* _DIRECTIONS FOR THIS TASK_
Select from the data all lines with the word "voor".

Data records
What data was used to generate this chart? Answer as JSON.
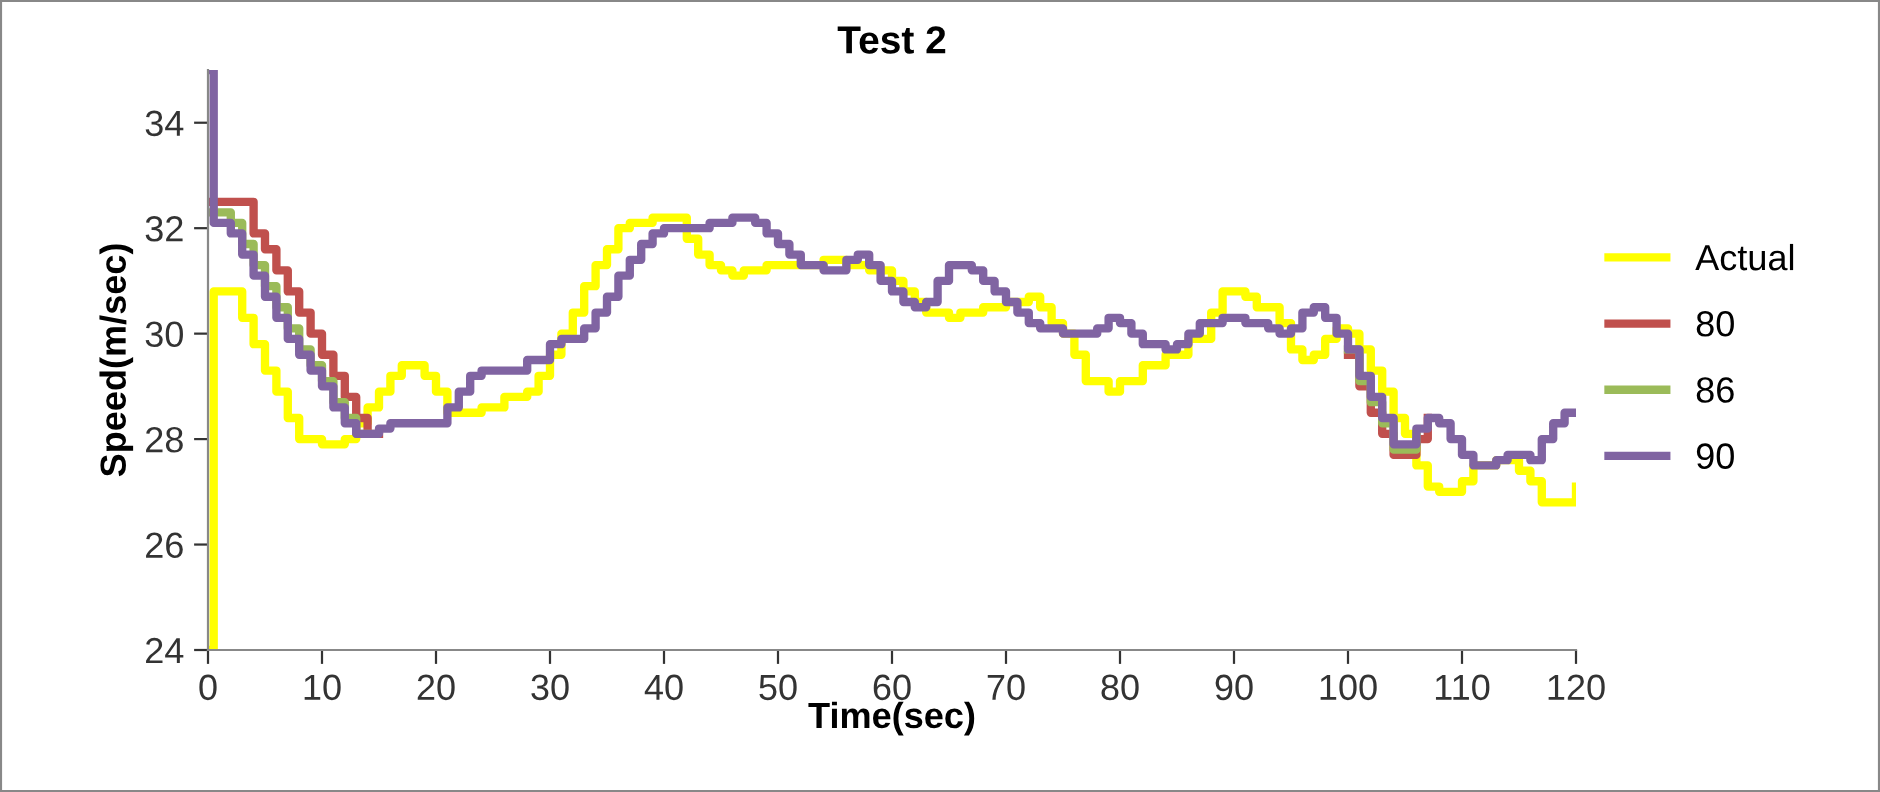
{
  "chart_data": {
    "type": "step",
    "title": "Test 2",
    "xlabel": "Time(sec)",
    "ylabel": "Speed(m/sec)",
    "xlim": [
      0,
      120
    ],
    "xticks": [
      0,
      10,
      20,
      30,
      40,
      50,
      60,
      70,
      80,
      90,
      100,
      110,
      120
    ],
    "ylim": [
      24,
      35
    ],
    "yticks": [
      24,
      26,
      28,
      30,
      32,
      34
    ],
    "grid": false,
    "legend": "right",
    "marker": "none",
    "line_style": "solid",
    "series": [
      {
        "name": "Actual",
        "color": "#ffff00",
        "x": [
          0,
          0.5,
          2,
          3,
          4,
          5,
          6,
          7,
          8,
          10,
          12,
          13,
          14,
          15,
          16,
          17,
          18,
          19,
          20,
          21,
          24,
          26,
          28,
          29,
          30,
          31,
          32,
          33,
          34,
          35,
          36,
          37,
          39,
          41,
          42,
          43,
          44,
          45,
          46,
          47,
          49,
          52,
          54,
          56,
          58,
          60,
          61,
          62,
          63,
          65,
          66,
          68,
          70,
          72,
          73,
          74,
          75,
          76,
          77,
          79,
          80,
          82,
          84,
          86,
          88,
          89,
          91,
          92,
          94,
          95,
          96,
          97,
          98,
          99,
          100,
          101,
          102,
          103,
          104,
          105,
          106,
          107,
          108,
          110,
          111,
          113,
          115,
          116,
          117,
          119,
          120
        ],
        "values": [
          24,
          30.8,
          30.8,
          30.3,
          29.8,
          29.3,
          28.9,
          28.4,
          28.0,
          27.9,
          28.0,
          28.3,
          28.6,
          28.9,
          29.2,
          29.4,
          29.4,
          29.2,
          28.9,
          28.5,
          28.6,
          28.8,
          28.9,
          29.2,
          29.6,
          30.0,
          30.4,
          30.9,
          31.3,
          31.6,
          32.0,
          32.1,
          32.2,
          32.2,
          31.8,
          31.5,
          31.3,
          31.2,
          31.1,
          31.2,
          31.3,
          31.3,
          31.4,
          31.3,
          31.2,
          31.0,
          30.8,
          30.6,
          30.4,
          30.3,
          30.4,
          30.5,
          30.6,
          30.7,
          30.5,
          30.2,
          30.0,
          29.6,
          29.1,
          28.9,
          29.1,
          29.4,
          29.6,
          29.9,
          30.4,
          30.8,
          30.7,
          30.5,
          30.2,
          29.7,
          29.5,
          29.6,
          29.9,
          30.1,
          30.0,
          29.7,
          29.3,
          28.9,
          28.4,
          28.1,
          27.5,
          27.1,
          27.0,
          27.2,
          27.5,
          27.6,
          27.4,
          27.2,
          26.8,
          26.8,
          27.1
        ]
      },
      {
        "name": "80",
        "color": "#c0504d",
        "x": [
          0,
          3,
          4,
          5,
          6,
          7,
          8,
          9,
          10,
          11,
          12,
          13,
          14,
          15,
          100,
          101,
          102,
          103,
          104,
          105,
          106,
          107
        ],
        "values": [
          32.5,
          32.5,
          31.9,
          31.6,
          31.2,
          30.8,
          30.4,
          30.0,
          29.6,
          29.2,
          28.8,
          28.4,
          28.1,
          null,
          29.6,
          29.0,
          28.5,
          28.1,
          27.7,
          27.7,
          28.0,
          28.4
        ]
      },
      {
        "name": "86",
        "color": "#9bbb59",
        "x": [
          0,
          2,
          3,
          4,
          5,
          6,
          7,
          8,
          9,
          10,
          11,
          12,
          13,
          14,
          100,
          101,
          102,
          103,
          104,
          105,
          106
        ],
        "values": [
          32.3,
          32.1,
          31.7,
          31.3,
          30.9,
          30.5,
          30.1,
          29.7,
          29.4,
          29.1,
          28.7,
          28.4,
          28.1,
          null,
          29.7,
          29.1,
          28.7,
          28.3,
          27.8,
          27.8,
          28.1
        ]
      },
      {
        "name": "90",
        "color": "#8064a2",
        "x": [
          0,
          0.5,
          2,
          3,
          4,
          5,
          6,
          7,
          8,
          9,
          10,
          11,
          12,
          13,
          14,
          15,
          16,
          18,
          20,
          21,
          22,
          23,
          24,
          27,
          28,
          30,
          31,
          32,
          33,
          34,
          35,
          36,
          37,
          38,
          39,
          40,
          42,
          44,
          46,
          48,
          49,
          50,
          51,
          52,
          54,
          56,
          57,
          58,
          59,
          60,
          61,
          62,
          63,
          64,
          65,
          67,
          68,
          69,
          70,
          71,
          72,
          73,
          75,
          77,
          78,
          79,
          80,
          81,
          82,
          84,
          85,
          86,
          87,
          89,
          91,
          93,
          94,
          95,
          96,
          97,
          98,
          99,
          100,
          101,
          102,
          103,
          104,
          105,
          106,
          107,
          108,
          109,
          110,
          111,
          113,
          114,
          115,
          116,
          117,
          118,
          119,
          120
        ],
        "values": [
          35.0,
          32.1,
          31.9,
          31.5,
          31.1,
          30.7,
          30.3,
          29.9,
          29.6,
          29.3,
          29.0,
          28.6,
          28.3,
          28.1,
          28.1,
          28.2,
          28.3,
          28.3,
          28.3,
          28.6,
          28.9,
          29.2,
          29.3,
          29.3,
          29.5,
          29.8,
          29.9,
          29.9,
          30.1,
          30.4,
          30.7,
          31.1,
          31.4,
          31.7,
          31.9,
          32.0,
          32.0,
          32.1,
          32.2,
          32.1,
          31.9,
          31.7,
          31.5,
          31.3,
          31.2,
          31.4,
          31.5,
          31.3,
          31.0,
          30.8,
          30.6,
          30.5,
          30.6,
          31.0,
          31.3,
          31.2,
          31.0,
          30.8,
          30.6,
          30.4,
          30.2,
          30.1,
          30.0,
          30.0,
          30.1,
          30.3,
          30.2,
          30.0,
          29.8,
          29.7,
          29.8,
          30.0,
          30.2,
          30.3,
          30.2,
          30.1,
          30.0,
          30.1,
          30.4,
          30.5,
          30.3,
          30.0,
          29.7,
          29.2,
          28.8,
          28.4,
          27.9,
          27.9,
          28.2,
          28.4,
          28.3,
          28.0,
          27.7,
          27.5,
          27.6,
          27.7,
          27.7,
          27.6,
          28.0,
          28.3,
          28.5,
          28.5
        ]
      }
    ]
  }
}
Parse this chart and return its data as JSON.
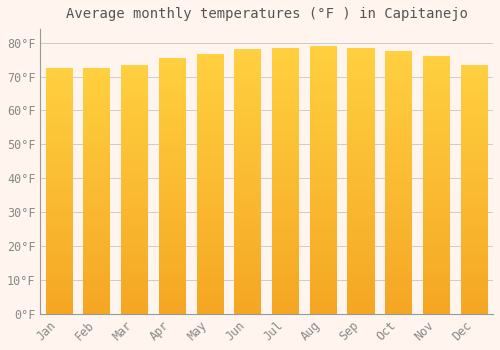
{
  "title": "Average monthly temperatures (°F ) in Capitanejo",
  "months": [
    "Jan",
    "Feb",
    "Mar",
    "Apr",
    "May",
    "Jun",
    "Jul",
    "Aug",
    "Sep",
    "Oct",
    "Nov",
    "Dec"
  ],
  "values": [
    72.5,
    72.5,
    73.5,
    75.5,
    76.5,
    78.0,
    78.5,
    79.0,
    78.5,
    77.5,
    76.0,
    73.5
  ],
  "bar_color_bottom": "#F5A623",
  "bar_color_top": "#FFD040",
  "background_color": "#FFF5EE",
  "plot_bg_color": "#FFF5EE",
  "grid_color": "#CCCCCC",
  "ytick_labels": [
    "0°F",
    "10°F",
    "20°F",
    "30°F",
    "40°F",
    "50°F",
    "60°F",
    "70°F",
    "80°F"
  ],
  "ytick_values": [
    0,
    10,
    20,
    30,
    40,
    50,
    60,
    70,
    80
  ],
  "ylim": [
    0,
    84
  ],
  "title_fontsize": 10,
  "tick_fontsize": 8.5
}
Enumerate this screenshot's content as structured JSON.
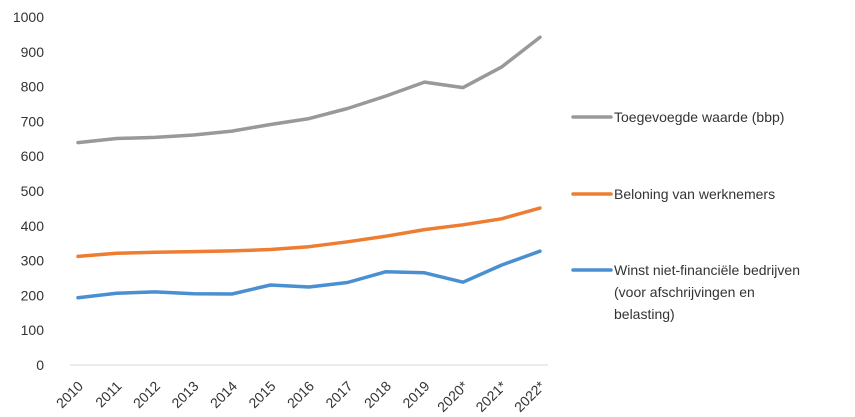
{
  "chart_data": {
    "type": "line",
    "title": "",
    "xlabel": "",
    "ylabel": "",
    "categories": [
      "2010",
      "2011",
      "2012",
      "2013",
      "2014",
      "2015",
      "2016",
      "2017",
      "2018",
      "2019",
      "2020*",
      "2021*",
      "2022*"
    ],
    "ylim": [
      0,
      1000
    ],
    "yticks": [
      "0",
      "100",
      "200",
      "300",
      "400",
      "500",
      "600",
      "700",
      "800",
      "900",
      "1000"
    ],
    "grid": false,
    "legend_position": "right",
    "series": [
      {
        "name": "Toegevoegde waarde (bbp)",
        "color": "#999999",
        "values": [
          639,
          651,
          654,
          661,
          672,
          691,
          708,
          737,
          773,
          813,
          797,
          856,
          942
        ]
      },
      {
        "name": "Beloning van werknemers",
        "color": "#ed7d31",
        "values": [
          312,
          321,
          324,
          326,
          328,
          332,
          340,
          354,
          370,
          389,
          403,
          420,
          451
        ]
      },
      {
        "name": "Winst niet-financiële bedrijven (voor afschrijvingen en belasting)",
        "name_lines": [
          "Winst niet-financiële bedrijven",
          "(voor afschrijvingen en",
          "belasting)"
        ],
        "color": "#4a8fd1",
        "values": [
          193,
          206,
          210,
          205,
          204,
          230,
          224,
          237,
          268,
          265,
          238,
          287,
          327
        ]
      }
    ]
  }
}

* _FULL ANSWER_
        "name": "Winst niet-financiële bedrijven (voor afschrijvingen en belasting)",
          "(voor afschrijvingen en",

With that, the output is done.